* _Your instructions_
Skip the pictures. Copy all the rest of the records down exactly.

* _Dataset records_
○ ○ ○

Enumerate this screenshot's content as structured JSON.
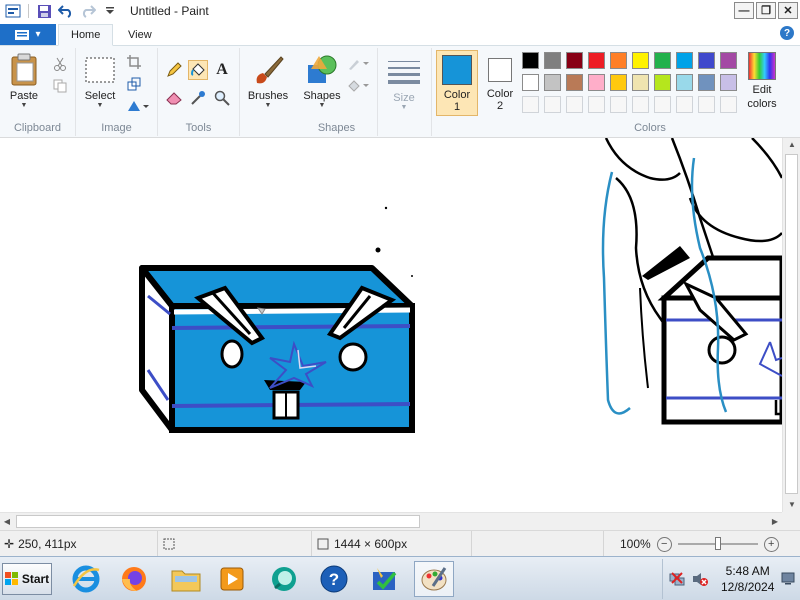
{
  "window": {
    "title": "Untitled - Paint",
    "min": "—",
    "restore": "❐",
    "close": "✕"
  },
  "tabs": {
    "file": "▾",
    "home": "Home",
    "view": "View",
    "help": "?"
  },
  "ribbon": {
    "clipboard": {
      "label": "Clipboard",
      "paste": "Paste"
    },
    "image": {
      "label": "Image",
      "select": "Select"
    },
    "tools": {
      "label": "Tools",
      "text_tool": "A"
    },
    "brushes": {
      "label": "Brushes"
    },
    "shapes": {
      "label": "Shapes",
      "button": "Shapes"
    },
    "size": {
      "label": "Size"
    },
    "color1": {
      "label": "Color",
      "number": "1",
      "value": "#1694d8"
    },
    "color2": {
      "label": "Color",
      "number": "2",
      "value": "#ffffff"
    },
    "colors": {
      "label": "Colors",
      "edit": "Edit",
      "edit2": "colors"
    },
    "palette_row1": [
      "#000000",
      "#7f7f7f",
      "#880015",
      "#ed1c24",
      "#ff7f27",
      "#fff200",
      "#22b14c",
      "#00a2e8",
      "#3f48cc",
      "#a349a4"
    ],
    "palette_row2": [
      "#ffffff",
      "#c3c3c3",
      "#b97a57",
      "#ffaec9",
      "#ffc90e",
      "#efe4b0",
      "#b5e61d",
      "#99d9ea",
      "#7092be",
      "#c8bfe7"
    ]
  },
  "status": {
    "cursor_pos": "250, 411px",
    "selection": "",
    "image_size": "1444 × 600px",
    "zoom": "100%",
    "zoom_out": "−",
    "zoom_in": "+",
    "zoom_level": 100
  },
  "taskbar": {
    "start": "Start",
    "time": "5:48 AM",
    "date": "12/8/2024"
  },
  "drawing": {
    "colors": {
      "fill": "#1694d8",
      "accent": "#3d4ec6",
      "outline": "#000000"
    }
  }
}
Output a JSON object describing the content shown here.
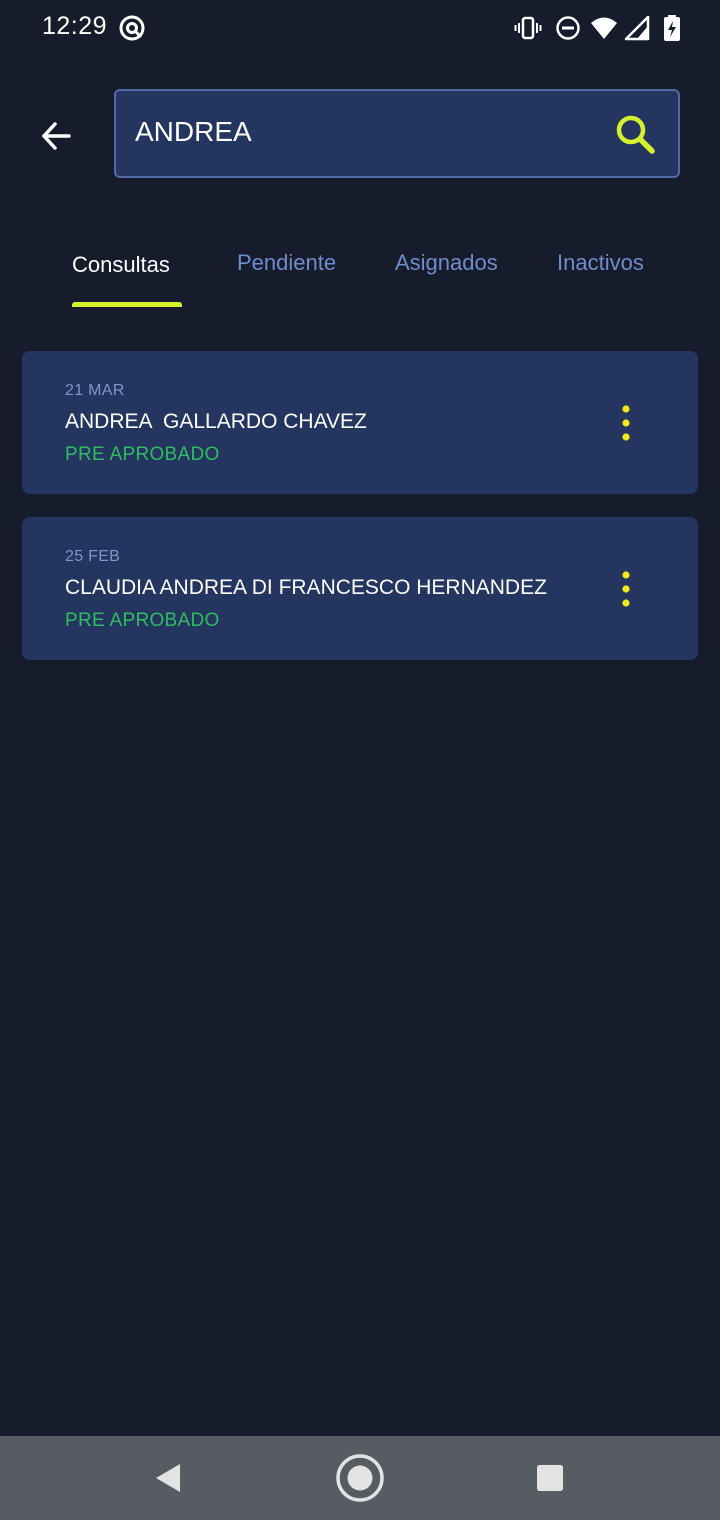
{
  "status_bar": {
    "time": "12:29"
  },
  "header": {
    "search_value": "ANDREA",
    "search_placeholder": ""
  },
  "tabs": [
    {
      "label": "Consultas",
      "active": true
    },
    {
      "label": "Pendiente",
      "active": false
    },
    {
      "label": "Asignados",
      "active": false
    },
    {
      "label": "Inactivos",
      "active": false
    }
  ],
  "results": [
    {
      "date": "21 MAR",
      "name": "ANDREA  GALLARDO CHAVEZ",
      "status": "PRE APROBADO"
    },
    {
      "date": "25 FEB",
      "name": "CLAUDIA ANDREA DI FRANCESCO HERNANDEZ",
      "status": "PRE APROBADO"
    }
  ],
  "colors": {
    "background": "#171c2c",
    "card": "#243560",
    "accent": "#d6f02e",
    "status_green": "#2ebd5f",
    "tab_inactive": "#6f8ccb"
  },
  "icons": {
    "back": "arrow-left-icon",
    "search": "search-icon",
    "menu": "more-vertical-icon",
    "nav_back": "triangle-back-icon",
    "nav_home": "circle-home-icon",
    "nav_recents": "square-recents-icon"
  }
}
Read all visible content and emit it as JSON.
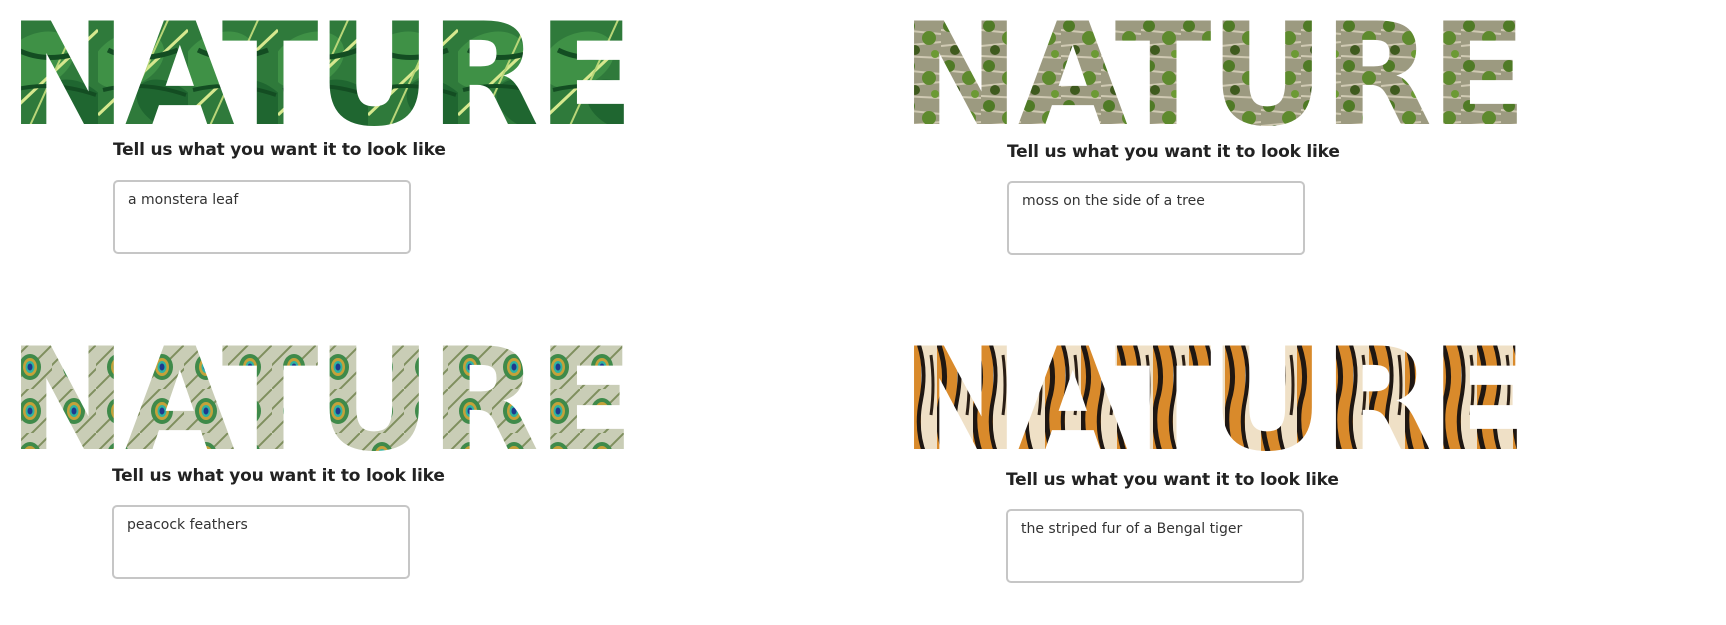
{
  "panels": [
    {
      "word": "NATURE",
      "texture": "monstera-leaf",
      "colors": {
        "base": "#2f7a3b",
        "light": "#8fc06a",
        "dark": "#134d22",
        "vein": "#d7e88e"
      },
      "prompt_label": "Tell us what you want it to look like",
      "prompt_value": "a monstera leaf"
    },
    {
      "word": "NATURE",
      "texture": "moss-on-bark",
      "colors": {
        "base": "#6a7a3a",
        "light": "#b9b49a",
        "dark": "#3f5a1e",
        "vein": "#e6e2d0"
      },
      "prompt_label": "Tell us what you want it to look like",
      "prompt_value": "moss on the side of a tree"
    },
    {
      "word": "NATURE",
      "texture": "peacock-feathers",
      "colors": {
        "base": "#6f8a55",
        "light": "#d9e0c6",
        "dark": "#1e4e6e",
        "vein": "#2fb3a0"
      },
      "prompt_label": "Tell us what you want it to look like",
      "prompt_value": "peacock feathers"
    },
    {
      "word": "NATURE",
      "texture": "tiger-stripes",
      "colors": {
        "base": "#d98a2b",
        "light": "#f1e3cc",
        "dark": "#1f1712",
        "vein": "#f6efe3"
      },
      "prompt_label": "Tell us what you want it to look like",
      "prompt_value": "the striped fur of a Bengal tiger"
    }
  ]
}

○ ○ ○

* _Answer for the task_
Enumerate this screenshot's content as structured JSON.
{
  "window": {
    "title": "Untitled - Paint",
    "min": "—",
    "restore": "❐",
    "close": "✕"
  },
  "tabs": {
    "file": "▾",
    "home": "Home",
    "view": "View",
    "help": "?"
  },
  "ribbon": {
    "clipboard": {
      "label": "Clipboard",
      "paste": "Paste"
    },
    "image": {
      "label": "Image",
      "select": "Select"
    },
    "tools": {
      "label": "Tools",
      "text_tool": "A"
    },
    "brushes": {
      "label": "Brushes"
    },
    "shapes": {
      "label": "Shapes",
      "button": "Shapes"
    },
    "size": {
      "label": "Size"
    },
    "color1": {
      "label": "Color",
      "number": "1",
      "value": "#1694d8"
    },
    "color2": {
      "label": "Color",
      "number": "2",
      "value": "#ffffff"
    },
    "colors": {
      "label": "Colors",
      "edit": "Edit",
      "edit2": "colors"
    },
    "palette_row1": [
      "#000000",
      "#7f7f7f",
      "#880015",
      "#ed1c24",
      "#ff7f27",
      "#fff200",
      "#22b14c",
      "#00a2e8",
      "#3f48cc",
      "#a349a4"
    ],
    "palette_row2": [
      "#ffffff",
      "#c3c3c3",
      "#b97a57",
      "#ffaec9",
      "#ffc90e",
      "#efe4b0",
      "#b5e61d",
      "#99d9ea",
      "#7092be",
      "#c8bfe7"
    ]
  },
  "status": {
    "cursor_pos": "250, 411px",
    "selection": "",
    "image_size": "1444 × 600px",
    "zoom": "100%",
    "zoom_out": "−",
    "zoom_in": "+",
    "zoom_level": 100
  },
  "taskbar": {
    "start": "Start",
    "time": "5:48 AM",
    "date": "12/8/2024"
  },
  "drawing": {
    "colors": {
      "fill": "#1694d8",
      "accent": "#3d4ec6",
      "outline": "#000000"
    }
  }
}
Output a JSON object describing the content shown here.
{
  "status_bar": {
    "time": "12:29"
  },
  "header": {
    "search_value": "ANDREA",
    "search_placeholder": ""
  },
  "tabs": [
    {
      "label": "Consultas",
      "active": true
    },
    {
      "label": "Pendiente",
      "active": false
    },
    {
      "label": "Asignados",
      "active": false
    },
    {
      "label": "Inactivos",
      "active": false
    }
  ],
  "results": [
    {
      "date": "21 MAR",
      "name": "ANDREA  GALLARDO CHAVEZ",
      "status": "PRE APROBADO"
    },
    {
      "date": "25 FEB",
      "name": "CLAUDIA ANDREA DI FRANCESCO HERNANDEZ",
      "status": "PRE APROBADO"
    }
  ],
  "colors": {
    "background": "#171c2c",
    "card": "#243560",
    "accent": "#d6f02e",
    "status_green": "#2ebd5f",
    "tab_inactive": "#6f8ccb"
  },
  "icons": {
    "back": "arrow-left-icon",
    "search": "search-icon",
    "menu": "more-vertical-icon",
    "nav_back": "triangle-back-icon",
    "nav_home": "circle-home-icon",
    "nav_recents": "square-recents-icon"
  }
}
Read all visible content and emit it as JSON.
{
  "panels": [
    {
      "word": "NATURE",
      "texture": "monstera-leaf",
      "colors": {
        "base": "#2f7a3b",
        "light": "#8fc06a",
        "dark": "#134d22",
        "vein": "#d7e88e"
      },
      "prompt_label": "Tell us what you want it to look like",
      "prompt_value": "a monstera leaf"
    },
    {
      "word": "NATURE",
      "texture": "moss-on-bark",
      "colors": {
        "base": "#6a7a3a",
        "light": "#b9b49a",
        "dark": "#3f5a1e",
        "vein": "#e6e2d0"
      },
      "prompt_label": "Tell us what you want it to look like",
      "prompt_value": "moss on the side of a tree"
    },
    {
      "word": "NATURE",
      "texture": "peacock-feathers",
      "colors": {
        "base": "#6f8a55",
        "light": "#d9e0c6",
        "dark": "#1e4e6e",
        "vein": "#2fb3a0"
      },
      "prompt_label": "Tell us what you want it to look like",
      "prompt_value": "peacock feathers"
    },
    {
      "word": "NATURE",
      "texture": "tiger-stripes",
      "colors": {
        "base": "#d98a2b",
        "light": "#f1e3cc",
        "dark": "#1f1712",
        "vein": "#f6efe3"
      },
      "prompt_label": "Tell us what you want it to look like",
      "prompt_value": "the striped fur of a Bengal tiger"
    }
  ]
}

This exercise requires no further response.